Yöresel ürünler uluslararası pazara çıkacak
Antalya’da 10 yıldan beri düzenlenen Yöresel Ürünler Fuarı (YÖ- REX) ulusal düzeyde çok önemli bir noktaya geldi. Fuara 81 ilin tamamı katılırken, 164 oda ve borsa, 18 kalkınma ajansı bu yıl fuarda bölgelerinin yöresel ürünlerini, potansiyelini tanıtıyor.
Türkiye’de 3 bin civarında yöresel ürün olduğu tahmin ediliyor. Bu ürünlerin büyük bölümü YÖREX’te tüketici ile buluşuyor. Fakat bir adım ileriye taşınarak bu ürünlerin en azından bir bölümünün uluslararası arenaya taşınması gerekiyor.
Organizasyonu gerçekleştiren Antalya Ticaret Borsası’nın Yönetim Kurulu Başkanı Ali Çandır, son bir kaç yıldan beri yöresel ve coğrafi işaretli ürünlerin yurtdışında tanıtılması gerektiğini söylüyor. Bunun için ciddi girişimleri de var.
Türkiye Odalar ve Borsalar Birliği (TOBB) Başkanı Rifat Hisarcıklıoğlu yöresel ürünlerin uluslararası pazarlara taşınması için fuarın açılışına katılan Sanayi ve Teknoloji Bakanı Mustafa Varank’a anlattı. Varank, 15 gün içinde Antalya Ticaret Borsası Başkanı Ali Çandır ve yönetimi kabul ederek bir çalışma yapılacağını bildirdi. Bakanlık destek sağlarsa yurtdışındaki önemli gıda fuarlarına katılım sağlanarak yöresel ürünler buralarda tanıtılacak ve pazar bulunacak.

§ Listelenen Öğeler:
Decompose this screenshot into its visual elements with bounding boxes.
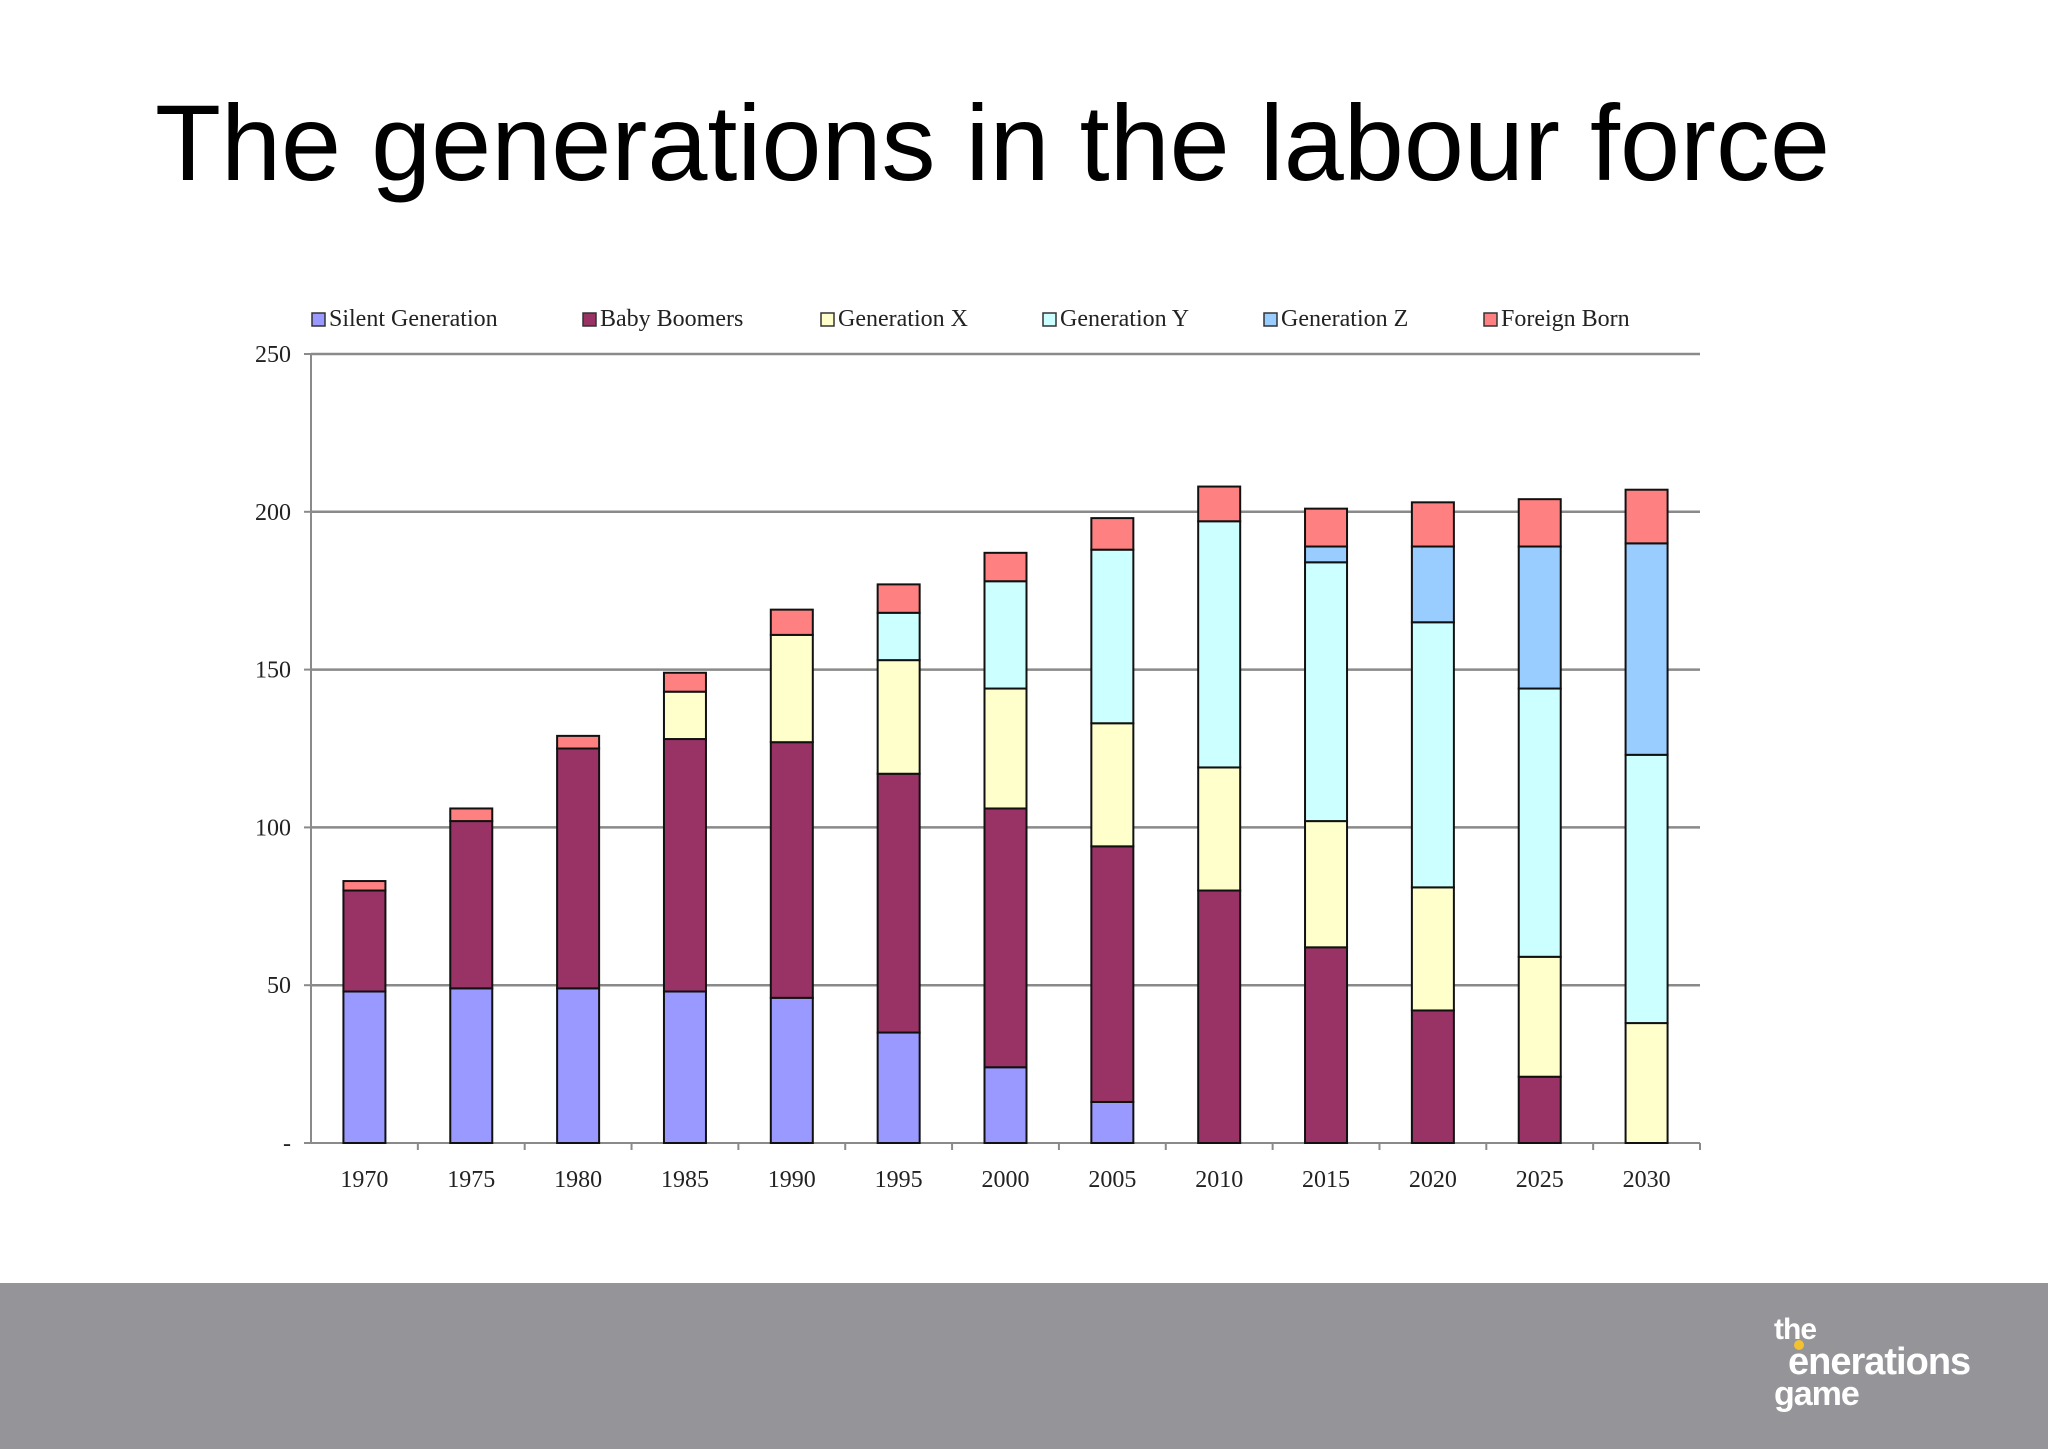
==
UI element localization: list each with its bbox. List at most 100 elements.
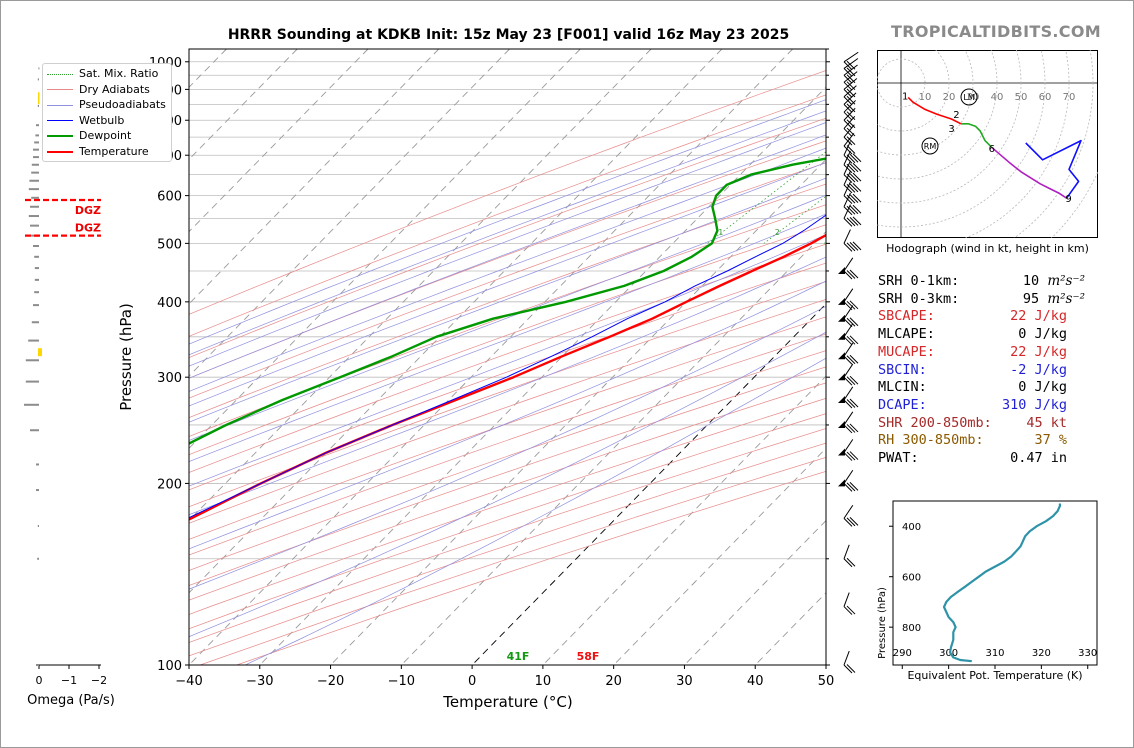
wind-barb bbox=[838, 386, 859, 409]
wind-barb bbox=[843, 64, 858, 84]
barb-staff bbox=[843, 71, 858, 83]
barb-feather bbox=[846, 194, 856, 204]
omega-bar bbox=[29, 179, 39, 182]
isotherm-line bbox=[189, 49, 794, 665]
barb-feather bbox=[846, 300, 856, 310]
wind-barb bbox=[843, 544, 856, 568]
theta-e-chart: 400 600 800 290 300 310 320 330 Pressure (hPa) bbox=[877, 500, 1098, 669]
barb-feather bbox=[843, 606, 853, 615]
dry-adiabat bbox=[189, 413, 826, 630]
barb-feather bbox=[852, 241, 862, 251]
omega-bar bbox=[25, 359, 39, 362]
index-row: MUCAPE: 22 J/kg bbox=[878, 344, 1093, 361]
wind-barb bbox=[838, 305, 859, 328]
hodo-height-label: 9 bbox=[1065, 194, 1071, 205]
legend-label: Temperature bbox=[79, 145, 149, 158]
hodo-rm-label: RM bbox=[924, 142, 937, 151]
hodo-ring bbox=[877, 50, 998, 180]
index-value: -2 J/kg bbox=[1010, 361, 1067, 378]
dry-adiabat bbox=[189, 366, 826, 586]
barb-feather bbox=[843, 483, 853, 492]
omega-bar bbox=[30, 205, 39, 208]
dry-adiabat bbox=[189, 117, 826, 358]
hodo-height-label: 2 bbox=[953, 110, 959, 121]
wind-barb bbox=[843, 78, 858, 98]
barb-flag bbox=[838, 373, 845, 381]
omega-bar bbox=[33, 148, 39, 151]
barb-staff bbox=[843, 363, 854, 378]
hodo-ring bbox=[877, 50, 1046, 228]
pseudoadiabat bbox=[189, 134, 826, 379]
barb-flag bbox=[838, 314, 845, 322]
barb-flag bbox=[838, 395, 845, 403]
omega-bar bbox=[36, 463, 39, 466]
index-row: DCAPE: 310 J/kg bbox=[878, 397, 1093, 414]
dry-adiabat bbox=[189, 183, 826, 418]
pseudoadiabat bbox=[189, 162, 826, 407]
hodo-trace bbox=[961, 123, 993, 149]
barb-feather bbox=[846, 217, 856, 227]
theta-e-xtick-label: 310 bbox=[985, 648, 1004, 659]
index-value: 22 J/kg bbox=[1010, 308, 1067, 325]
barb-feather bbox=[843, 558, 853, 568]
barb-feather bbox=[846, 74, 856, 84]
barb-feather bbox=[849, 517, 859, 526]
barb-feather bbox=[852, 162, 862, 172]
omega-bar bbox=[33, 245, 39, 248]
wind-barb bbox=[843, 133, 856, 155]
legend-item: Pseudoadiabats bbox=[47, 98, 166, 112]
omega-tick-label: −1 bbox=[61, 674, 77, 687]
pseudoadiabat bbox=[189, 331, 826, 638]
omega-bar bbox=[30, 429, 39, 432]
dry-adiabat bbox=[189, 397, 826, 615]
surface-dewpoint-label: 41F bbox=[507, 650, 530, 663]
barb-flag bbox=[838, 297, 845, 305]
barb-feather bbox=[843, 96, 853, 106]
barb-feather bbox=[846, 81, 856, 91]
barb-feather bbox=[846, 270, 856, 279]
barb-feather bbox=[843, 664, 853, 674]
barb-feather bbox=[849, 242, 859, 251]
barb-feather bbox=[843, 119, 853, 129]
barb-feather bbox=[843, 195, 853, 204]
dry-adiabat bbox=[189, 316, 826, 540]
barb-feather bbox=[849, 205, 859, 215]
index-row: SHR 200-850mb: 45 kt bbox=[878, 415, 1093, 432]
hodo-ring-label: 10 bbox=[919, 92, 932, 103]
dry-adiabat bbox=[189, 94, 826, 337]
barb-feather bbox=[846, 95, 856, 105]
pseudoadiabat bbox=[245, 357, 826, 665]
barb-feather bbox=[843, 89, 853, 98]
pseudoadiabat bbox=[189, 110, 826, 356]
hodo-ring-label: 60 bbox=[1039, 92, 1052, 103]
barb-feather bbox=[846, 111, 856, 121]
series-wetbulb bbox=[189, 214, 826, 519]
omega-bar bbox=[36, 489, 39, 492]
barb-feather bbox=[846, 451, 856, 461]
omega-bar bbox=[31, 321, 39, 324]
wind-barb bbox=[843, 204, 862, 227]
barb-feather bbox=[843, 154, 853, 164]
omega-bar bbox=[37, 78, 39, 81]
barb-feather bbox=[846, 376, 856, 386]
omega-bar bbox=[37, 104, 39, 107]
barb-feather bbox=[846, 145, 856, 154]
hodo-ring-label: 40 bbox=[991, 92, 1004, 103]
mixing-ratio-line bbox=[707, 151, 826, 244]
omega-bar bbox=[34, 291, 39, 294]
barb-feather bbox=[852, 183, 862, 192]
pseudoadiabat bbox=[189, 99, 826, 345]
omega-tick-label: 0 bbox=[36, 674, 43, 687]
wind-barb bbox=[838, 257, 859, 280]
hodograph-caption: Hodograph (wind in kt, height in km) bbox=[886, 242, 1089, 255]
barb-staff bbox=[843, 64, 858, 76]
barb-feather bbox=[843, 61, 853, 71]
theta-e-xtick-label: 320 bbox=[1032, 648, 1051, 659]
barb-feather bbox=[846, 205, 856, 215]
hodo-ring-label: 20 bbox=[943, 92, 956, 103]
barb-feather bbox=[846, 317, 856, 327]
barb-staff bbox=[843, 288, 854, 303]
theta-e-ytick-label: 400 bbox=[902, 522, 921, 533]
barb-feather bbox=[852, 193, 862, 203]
---
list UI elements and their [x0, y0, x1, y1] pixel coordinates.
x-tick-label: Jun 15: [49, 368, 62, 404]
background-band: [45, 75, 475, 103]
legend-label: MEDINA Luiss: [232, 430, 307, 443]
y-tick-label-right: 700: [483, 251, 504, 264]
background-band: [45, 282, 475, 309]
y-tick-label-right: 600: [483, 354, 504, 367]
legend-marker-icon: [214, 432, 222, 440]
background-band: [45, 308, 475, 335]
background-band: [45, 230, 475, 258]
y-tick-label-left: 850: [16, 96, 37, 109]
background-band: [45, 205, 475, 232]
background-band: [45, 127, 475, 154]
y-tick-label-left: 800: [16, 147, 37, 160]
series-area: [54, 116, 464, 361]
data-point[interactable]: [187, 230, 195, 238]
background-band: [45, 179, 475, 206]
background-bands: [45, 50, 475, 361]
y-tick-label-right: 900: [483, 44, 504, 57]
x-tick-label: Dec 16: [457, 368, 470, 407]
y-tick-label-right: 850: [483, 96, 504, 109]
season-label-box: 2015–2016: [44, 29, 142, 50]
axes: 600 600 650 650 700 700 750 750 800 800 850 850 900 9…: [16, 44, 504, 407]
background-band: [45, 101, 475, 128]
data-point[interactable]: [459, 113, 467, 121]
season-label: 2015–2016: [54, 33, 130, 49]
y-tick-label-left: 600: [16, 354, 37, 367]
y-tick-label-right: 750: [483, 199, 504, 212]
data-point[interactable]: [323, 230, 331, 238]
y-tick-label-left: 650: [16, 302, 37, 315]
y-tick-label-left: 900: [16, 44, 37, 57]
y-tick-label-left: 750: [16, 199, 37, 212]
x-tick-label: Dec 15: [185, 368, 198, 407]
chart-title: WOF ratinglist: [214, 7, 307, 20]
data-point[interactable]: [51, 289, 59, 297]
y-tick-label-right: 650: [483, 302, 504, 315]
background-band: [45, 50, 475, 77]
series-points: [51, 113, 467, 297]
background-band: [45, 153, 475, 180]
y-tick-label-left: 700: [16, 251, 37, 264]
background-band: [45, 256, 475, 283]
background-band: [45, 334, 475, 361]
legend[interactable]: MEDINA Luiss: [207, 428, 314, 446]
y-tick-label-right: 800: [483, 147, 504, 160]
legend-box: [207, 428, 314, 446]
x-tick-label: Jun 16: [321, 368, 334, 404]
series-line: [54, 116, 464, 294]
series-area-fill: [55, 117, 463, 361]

§ Yapılacak Görevler:
[1] Yöresel ürünler haberine göre Türkiye'de yaklaşık kaç yöresel ürün olduğu tahmin edilmektedir?
[2] Yöresel ürünler haberinde "Organizasyonu gerçekleştiren Antalya" sözleriyle başlayıp "ve pazar bulunacak." sözlerine kadar süren bölümü aynen aktarınız.

§ Çözümlü Görevler:
[1] 3 bin civarında yöresel ürün olduğu tahmin edilmektedir.

[2]
Organizasyonu gerçekleştiren Antalya Ticaret Borsası’nın Yönetim Kurulu Başkanı Ali Çandır, son bir kaç yıldan beri yöresel ve coğrafi işaretli ürünlerin yurtdışında tanıtılması gerektiğini söylüyor. Bunun için ciddi girişimleri de var.
Türkiye Odalar ve Borsalar Birliği (TOBB) Başkanı Rifat Hisarcıklıoğlu yöresel ürünlerin uluslararası pazarlara taşınması için fuarın açılışına katılan Sanayi ve Teknoloji Bakanı Mustafa Varank’a anlattı. Varank, 15 gün içinde Antalya Ticaret Borsası Başkanı Ali Çandır ve yönetimi kabul ederek bir çalışma yapılacağını bildirdi. Bakanlık destek sağlarsa yurtdışındaki önemli gıda fuarlarına katılım sağlanarak yöresel ürünler buralarda tanıtılacak ve pazar bulunacak.